▶ _Written task_
Below is a set of records; restate each one word for word.

▶ _Records for this task_
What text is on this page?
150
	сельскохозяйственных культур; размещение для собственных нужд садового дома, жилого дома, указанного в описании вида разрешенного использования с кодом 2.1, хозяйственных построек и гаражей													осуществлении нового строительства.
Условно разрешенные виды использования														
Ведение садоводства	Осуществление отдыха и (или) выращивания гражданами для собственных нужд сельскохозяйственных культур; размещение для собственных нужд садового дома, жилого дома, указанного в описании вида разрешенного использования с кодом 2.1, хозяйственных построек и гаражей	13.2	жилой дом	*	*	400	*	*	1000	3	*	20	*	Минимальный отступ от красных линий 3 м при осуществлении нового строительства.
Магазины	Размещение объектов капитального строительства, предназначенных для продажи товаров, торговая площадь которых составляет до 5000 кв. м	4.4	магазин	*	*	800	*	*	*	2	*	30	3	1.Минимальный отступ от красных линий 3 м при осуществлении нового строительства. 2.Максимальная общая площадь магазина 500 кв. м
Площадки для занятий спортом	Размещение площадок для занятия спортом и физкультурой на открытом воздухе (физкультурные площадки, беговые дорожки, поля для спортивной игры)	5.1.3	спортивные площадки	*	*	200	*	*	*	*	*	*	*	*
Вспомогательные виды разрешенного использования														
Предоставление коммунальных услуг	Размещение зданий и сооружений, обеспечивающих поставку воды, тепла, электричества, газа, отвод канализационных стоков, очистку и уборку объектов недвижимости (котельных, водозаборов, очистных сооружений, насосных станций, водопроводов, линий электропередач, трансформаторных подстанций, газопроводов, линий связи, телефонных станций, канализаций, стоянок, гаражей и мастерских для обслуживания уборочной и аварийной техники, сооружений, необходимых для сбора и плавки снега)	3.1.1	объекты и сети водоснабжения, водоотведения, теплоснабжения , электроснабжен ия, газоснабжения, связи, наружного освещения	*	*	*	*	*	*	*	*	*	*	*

▶ _Solution to this problem_
What text is on this page?
150
	сельскохозяйственных культур; размещение для собственных нужд садового дома, жилого дома, указанного в описании вида разрешенного использования с кодом 2.1, хозяйственных построек и гаражей													осуществлении нового строительства.
Условно разрешенные виды использования														
Ведение садоводства	Осуществление отдыха и (или) выращивания гражданами для собственных нужд сельскохозяйственных культур; размещение для собственных нужд садового дома, жилого дома, указанного в описании вида разрешенного использования с кодом 2.1, хозяйственных построек и гаражей	13.2	жилой дом	*	*	400	*	*	1000	3	*	20	*	Минимальный отступ от красных линий 3 м при осуществлении нового строительства.
Магазины	Размещение объектов капитального строительства, предназначенных для продажи товаров, торговая площадь которых составляет до 5000 кв. м	4.4	магазин	*	*	800	*	*	*	2	*	30	3	1.Минимальный отступ от красных линий 3 м при осуществлении нового строительства. 2.Максимальная общая площадь магазина 500 кв. м
Площадки для занятий спортом	Размещение площадок для занятия спортом и физкультурой на открытом воздухе (физкультурные площадки, беговые дорожки, поля для спортивной игры)	5.1.3	спортивные площадки	*	*	200	*	*	*	*	*	*	*	*
Вспомогательные виды разрешенного использования														
Предоставление коммунальных услуг	Размещение зданий и сооружений, обеспечивающих поставку воды, тепла, электричества, газа, отвод канализационных стоков, очистку и уборку объектов недвижимости (котельных, водозаборов, очистных сооружений, насосных станций, водопроводов, линий электропередач, трансформаторных подстанций, газопроводов, линий связи, телефонных станций, канализаций, стоянок, гаражей и мастерских для обслуживания уборочной и аварийной техники, сооружений, необходимых для сбора и плавки снега)	3.1.1	объекты и сети водоснабжения, водоотведения, теплоснабжения , электроснабжен ия, газоснабжения, связи, наружного освещения	*	*	*	*	*	*	*	*	*	*	*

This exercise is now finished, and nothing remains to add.